- [DATASET RECORDS]
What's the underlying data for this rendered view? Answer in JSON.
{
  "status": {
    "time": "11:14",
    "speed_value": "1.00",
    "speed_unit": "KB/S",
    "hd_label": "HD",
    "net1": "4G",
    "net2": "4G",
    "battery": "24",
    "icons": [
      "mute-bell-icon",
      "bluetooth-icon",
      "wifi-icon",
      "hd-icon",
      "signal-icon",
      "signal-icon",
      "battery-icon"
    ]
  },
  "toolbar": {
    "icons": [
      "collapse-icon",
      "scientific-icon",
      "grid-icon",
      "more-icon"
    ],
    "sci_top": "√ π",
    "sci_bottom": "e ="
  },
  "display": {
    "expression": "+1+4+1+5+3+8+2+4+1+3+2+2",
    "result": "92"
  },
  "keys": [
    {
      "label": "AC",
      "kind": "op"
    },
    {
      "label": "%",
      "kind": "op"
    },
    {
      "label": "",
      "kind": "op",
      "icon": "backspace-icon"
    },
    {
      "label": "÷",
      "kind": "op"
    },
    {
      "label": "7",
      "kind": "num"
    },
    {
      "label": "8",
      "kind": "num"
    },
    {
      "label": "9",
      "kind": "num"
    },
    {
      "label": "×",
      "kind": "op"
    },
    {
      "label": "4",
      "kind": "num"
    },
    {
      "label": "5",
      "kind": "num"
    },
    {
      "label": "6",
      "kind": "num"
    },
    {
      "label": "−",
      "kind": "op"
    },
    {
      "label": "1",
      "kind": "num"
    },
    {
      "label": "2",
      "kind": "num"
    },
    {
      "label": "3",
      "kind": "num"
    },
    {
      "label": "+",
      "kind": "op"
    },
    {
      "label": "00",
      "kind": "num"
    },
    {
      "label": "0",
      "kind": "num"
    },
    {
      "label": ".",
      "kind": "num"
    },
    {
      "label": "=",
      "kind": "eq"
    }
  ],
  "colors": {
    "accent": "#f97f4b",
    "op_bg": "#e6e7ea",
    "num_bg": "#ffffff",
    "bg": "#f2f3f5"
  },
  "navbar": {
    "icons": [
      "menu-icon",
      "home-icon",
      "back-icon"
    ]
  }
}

- [PROBLEM TO WORK ON] Write every entry out again exactly.

- [OUTPUT FOR THIS EXERCISE]
What's the underlying data for this rendered view? Answer in JSON.
{
  "status": {
    "time": "11:14",
    "speed_value": "1.00",
    "speed_unit": "KB/S",
    "hd_label": "HD",
    "net1": "4G",
    "net2": "4G",
    "battery": "24",
    "icons": [
      "mute-bell-icon",
      "bluetooth-icon",
      "wifi-icon",
      "hd-icon",
      "signal-icon",
      "signal-icon",
      "battery-icon"
    ]
  },
  "toolbar": {
    "icons": [
      "collapse-icon",
      "scientific-icon",
      "grid-icon",
      "more-icon"
    ],
    "sci_top": "√ π",
    "sci_bottom": "e ="
  },
  "display": {
    "expression": "+1+4+1+5+3+8+2+4+1+3+2+2",
    "result": "92"
  },
  "keys": [
    {
      "label": "AC",
      "kind": "op"
    },
    {
      "label": "%",
      "kind": "op"
    },
    {
      "label": "",
      "kind": "op",
      "icon": "backspace-icon"
    },
    {
      "label": "÷",
      "kind": "op"
    },
    {
      "label": "7",
      "kind": "num"
    },
    {
      "label": "8",
      "kind": "num"
    },
    {
      "label": "9",
      "kind": "num"
    },
    {
      "label": "×",
      "kind": "op"
    },
    {
      "label": "4",
      "kind": "num"
    },
    {
      "label": "5",
      "kind": "num"
    },
    {
      "label": "6",
      "kind": "num"
    },
    {
      "label": "−",
      "kind": "op"
    },
    {
      "label": "1",
      "kind": "num"
    },
    {
      "label": "2",
      "kind": "num"
    },
    {
      "label": "3",
      "kind": "num"
    },
    {
      "label": "+",
      "kind": "op"
    },
    {
      "label": "00",
      "kind": "num"
    },
    {
      "label": "0",
      "kind": "num"
    },
    {
      "label": ".",
      "kind": "num"
    },
    {
      "label": "=",
      "kind": "eq"
    }
  ],
  "colors": {
    "accent": "#f97f4b",
    "op_bg": "#e6e7ea",
    "num_bg": "#ffffff",
    "bg": "#f2f3f5"
  },
  "navbar": {
    "icons": [
      "menu-icon",
      "home-icon",
      "back-icon"
    ]
  }
}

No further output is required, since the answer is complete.